■ **SOURCE MATERIAL**
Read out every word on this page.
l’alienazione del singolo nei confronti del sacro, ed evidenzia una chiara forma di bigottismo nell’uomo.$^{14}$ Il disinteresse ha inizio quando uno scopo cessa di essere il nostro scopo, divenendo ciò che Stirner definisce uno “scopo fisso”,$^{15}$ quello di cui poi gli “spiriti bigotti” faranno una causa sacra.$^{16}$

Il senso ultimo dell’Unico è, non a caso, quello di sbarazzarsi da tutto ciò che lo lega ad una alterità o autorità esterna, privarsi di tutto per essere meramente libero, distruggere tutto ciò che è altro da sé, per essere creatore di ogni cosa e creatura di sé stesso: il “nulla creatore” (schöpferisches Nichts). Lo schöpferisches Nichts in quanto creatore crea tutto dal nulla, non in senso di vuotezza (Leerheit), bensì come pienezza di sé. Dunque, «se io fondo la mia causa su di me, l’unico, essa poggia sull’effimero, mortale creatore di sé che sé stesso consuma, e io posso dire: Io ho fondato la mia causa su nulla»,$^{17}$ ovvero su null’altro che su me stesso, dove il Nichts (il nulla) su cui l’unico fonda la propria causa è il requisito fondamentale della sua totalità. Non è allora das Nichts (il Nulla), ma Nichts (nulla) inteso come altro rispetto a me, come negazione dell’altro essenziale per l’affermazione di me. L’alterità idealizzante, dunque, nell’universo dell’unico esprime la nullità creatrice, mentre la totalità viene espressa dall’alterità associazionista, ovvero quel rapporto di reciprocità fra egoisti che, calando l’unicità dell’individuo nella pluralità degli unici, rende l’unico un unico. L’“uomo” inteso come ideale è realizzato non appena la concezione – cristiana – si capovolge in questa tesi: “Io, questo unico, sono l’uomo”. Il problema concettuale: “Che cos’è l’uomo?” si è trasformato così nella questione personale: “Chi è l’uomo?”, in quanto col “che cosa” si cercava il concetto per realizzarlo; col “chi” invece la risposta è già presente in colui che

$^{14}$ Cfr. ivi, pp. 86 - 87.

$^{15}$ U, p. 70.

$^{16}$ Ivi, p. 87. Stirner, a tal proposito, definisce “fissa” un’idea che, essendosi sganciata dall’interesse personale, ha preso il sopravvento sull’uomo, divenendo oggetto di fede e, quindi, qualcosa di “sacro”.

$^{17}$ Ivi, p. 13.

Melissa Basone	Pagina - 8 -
--
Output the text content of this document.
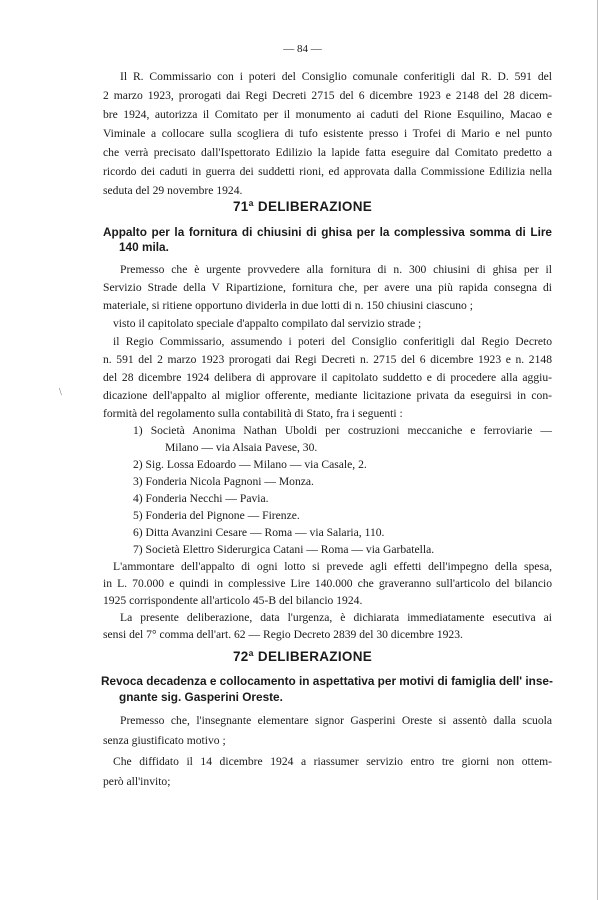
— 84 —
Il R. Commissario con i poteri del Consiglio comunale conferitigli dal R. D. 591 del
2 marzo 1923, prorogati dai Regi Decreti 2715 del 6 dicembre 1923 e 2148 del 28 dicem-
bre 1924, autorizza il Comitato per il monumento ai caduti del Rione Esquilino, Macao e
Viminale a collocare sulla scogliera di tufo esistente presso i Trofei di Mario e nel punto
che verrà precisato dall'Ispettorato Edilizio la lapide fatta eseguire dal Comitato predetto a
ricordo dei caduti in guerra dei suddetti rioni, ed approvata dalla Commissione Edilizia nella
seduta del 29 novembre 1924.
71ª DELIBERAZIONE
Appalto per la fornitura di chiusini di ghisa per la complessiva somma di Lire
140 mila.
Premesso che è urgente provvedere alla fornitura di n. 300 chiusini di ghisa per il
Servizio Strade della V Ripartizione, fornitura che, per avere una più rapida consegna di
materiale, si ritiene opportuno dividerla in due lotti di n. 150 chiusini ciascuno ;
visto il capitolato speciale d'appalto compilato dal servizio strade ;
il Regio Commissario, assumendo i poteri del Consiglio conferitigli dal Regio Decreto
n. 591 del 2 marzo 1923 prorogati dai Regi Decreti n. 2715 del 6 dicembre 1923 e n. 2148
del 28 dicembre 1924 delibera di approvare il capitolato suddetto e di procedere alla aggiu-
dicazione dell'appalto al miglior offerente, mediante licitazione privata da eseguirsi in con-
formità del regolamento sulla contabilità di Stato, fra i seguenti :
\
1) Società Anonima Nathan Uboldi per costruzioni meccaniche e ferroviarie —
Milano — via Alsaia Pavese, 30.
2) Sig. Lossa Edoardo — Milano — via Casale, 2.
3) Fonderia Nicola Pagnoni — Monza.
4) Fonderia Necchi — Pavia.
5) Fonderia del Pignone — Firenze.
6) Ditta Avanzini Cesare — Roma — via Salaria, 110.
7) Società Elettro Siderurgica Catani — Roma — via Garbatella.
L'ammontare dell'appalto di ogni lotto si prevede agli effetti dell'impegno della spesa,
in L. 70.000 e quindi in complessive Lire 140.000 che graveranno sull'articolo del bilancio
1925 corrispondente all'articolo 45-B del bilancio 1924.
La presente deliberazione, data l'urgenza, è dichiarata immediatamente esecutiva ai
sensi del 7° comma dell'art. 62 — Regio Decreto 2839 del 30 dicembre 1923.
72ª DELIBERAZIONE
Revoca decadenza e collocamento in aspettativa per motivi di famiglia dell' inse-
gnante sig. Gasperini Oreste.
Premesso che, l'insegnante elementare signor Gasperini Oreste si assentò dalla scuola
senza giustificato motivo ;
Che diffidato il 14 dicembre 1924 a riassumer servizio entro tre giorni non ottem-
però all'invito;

■ **WRITTEN INSTRUCTION**
The word "fornitura" may turn up on some lines of these records; say how many, with no other words.

■ **SOLUTION**
3